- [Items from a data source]
***

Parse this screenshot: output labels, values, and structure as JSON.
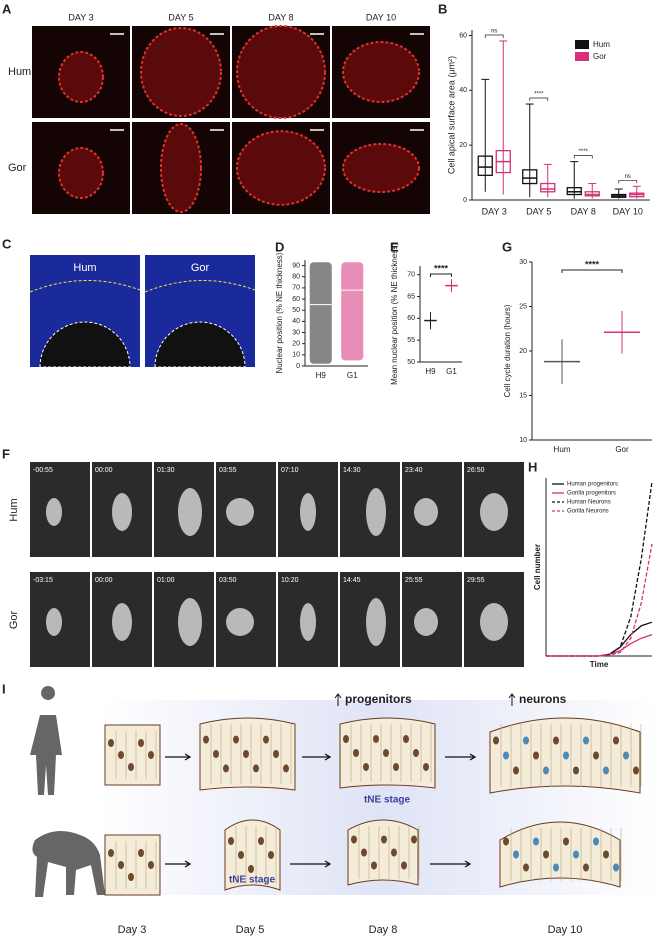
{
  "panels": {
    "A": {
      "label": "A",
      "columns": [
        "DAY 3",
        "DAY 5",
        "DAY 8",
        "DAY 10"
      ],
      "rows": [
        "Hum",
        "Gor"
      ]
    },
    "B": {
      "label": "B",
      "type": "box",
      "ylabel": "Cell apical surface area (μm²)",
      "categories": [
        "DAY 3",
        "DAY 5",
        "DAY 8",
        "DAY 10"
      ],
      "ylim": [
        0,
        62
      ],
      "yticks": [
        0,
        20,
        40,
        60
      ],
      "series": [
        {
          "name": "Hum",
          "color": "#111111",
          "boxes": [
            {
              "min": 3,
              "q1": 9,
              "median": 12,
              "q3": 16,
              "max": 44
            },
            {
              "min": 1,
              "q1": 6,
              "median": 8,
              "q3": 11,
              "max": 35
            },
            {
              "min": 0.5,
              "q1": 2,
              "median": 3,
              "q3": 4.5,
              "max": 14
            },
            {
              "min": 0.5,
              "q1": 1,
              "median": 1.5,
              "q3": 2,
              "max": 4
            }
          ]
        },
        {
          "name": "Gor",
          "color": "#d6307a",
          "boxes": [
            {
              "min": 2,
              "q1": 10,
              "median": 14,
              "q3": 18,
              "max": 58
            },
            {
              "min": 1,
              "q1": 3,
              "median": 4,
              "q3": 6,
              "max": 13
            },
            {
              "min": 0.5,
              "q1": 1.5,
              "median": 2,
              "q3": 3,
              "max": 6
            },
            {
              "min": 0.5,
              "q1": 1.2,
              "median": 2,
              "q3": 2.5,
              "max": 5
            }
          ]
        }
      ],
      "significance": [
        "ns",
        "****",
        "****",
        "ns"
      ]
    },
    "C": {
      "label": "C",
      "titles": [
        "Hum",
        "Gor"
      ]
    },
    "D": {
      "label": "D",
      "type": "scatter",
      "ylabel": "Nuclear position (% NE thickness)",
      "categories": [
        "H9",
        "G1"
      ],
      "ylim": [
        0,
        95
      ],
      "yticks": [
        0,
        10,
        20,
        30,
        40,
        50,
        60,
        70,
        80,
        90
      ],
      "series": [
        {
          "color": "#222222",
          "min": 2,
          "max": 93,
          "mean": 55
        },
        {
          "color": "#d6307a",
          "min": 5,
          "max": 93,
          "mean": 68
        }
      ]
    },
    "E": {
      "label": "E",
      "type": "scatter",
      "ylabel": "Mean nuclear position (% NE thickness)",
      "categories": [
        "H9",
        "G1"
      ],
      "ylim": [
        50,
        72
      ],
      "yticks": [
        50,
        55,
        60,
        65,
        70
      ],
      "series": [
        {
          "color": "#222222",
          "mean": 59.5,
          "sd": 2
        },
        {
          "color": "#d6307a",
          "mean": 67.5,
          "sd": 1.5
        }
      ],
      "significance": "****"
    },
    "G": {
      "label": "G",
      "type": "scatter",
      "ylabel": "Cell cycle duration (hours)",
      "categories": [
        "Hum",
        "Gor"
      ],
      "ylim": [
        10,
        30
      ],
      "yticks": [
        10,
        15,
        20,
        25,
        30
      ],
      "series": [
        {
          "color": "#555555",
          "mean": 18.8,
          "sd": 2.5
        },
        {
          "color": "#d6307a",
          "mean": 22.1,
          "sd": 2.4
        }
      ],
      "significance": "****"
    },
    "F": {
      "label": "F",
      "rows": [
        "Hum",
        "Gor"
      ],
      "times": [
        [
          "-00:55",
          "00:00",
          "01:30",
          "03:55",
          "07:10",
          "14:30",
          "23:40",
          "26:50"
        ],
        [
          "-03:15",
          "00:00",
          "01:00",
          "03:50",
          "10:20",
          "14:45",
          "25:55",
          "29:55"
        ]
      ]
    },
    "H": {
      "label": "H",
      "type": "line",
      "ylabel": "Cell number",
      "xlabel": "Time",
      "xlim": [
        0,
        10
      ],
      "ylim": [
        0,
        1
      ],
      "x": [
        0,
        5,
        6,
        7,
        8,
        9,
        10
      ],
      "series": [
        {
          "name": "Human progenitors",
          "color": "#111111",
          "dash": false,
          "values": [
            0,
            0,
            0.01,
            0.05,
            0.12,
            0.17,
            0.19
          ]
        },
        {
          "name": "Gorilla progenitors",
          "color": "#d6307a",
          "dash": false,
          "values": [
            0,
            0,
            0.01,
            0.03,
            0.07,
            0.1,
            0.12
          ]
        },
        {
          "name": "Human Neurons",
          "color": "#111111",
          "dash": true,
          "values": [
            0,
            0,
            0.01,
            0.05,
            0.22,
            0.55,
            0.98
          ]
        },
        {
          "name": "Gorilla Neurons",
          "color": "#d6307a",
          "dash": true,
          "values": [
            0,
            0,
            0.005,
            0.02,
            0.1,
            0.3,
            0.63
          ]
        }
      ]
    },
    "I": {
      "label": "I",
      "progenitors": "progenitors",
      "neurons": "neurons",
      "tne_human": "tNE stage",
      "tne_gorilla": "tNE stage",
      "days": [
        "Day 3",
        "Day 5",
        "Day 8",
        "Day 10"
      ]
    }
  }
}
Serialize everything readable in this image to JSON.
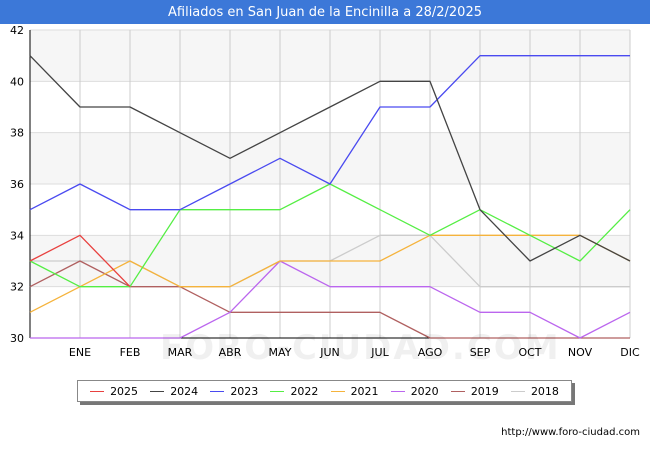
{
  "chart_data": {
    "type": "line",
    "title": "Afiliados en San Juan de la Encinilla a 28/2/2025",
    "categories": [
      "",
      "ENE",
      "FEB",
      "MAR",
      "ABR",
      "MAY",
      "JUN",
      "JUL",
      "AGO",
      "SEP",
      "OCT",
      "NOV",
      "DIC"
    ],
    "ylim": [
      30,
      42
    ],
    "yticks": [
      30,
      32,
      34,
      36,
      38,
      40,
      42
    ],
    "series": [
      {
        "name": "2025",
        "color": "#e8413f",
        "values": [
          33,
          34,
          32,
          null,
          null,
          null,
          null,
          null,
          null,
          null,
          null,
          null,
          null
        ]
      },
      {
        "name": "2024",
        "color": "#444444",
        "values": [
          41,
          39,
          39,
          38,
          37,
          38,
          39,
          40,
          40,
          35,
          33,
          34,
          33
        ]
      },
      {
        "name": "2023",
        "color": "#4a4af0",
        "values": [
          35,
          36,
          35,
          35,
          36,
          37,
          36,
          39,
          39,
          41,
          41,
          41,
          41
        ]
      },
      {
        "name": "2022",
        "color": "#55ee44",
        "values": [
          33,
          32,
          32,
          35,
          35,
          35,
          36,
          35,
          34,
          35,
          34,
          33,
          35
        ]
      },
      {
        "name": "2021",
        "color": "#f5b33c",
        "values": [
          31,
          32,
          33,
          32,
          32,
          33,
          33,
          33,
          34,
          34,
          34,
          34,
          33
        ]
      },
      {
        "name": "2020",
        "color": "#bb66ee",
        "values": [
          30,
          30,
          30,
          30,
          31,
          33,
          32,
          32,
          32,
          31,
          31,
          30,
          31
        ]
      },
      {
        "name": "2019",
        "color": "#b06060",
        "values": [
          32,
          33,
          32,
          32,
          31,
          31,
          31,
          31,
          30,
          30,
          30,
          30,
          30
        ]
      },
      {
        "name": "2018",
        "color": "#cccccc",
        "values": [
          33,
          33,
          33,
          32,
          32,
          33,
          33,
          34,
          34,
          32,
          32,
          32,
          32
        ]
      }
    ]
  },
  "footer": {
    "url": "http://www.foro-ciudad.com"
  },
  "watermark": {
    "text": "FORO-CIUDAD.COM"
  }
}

***

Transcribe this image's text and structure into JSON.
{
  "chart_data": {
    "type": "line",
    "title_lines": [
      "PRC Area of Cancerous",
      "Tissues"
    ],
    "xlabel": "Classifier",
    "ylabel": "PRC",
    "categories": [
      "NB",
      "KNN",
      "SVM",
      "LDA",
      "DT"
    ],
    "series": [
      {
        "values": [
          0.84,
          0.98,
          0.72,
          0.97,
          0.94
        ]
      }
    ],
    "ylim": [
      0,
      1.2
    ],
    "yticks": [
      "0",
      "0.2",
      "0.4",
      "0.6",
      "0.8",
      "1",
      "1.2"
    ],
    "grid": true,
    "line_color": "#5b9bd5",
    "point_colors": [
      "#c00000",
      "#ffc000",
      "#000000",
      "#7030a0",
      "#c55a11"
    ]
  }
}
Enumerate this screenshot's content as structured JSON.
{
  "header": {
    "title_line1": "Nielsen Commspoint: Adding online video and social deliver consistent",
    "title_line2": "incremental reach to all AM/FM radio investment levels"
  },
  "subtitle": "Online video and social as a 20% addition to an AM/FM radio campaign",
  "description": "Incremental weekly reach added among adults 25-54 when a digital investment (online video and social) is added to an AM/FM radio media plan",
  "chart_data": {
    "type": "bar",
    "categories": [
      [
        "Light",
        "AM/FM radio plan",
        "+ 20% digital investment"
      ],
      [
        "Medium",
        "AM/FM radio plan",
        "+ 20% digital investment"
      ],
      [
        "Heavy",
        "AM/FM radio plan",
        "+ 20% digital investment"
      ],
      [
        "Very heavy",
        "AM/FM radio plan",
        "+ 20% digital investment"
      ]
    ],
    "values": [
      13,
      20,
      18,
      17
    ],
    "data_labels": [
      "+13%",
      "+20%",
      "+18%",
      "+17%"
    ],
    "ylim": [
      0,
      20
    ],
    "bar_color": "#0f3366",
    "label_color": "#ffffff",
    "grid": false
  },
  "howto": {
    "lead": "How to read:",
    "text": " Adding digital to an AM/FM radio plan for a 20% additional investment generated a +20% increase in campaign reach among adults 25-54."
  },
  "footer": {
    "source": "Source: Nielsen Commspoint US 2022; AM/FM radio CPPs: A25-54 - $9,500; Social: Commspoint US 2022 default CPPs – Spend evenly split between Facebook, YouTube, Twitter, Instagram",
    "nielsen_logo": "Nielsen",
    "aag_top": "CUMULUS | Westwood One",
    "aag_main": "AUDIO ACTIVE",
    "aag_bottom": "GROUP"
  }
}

***

- [Request]
Show all lines from the listing above in which "median" appears.

- [Task solution]
              "median": 12,
              "median": 8,
              "median": 3,
              "median": 1.5,
              "median": 14,
              "median": 4,
              "median": 2,
              "median": 2,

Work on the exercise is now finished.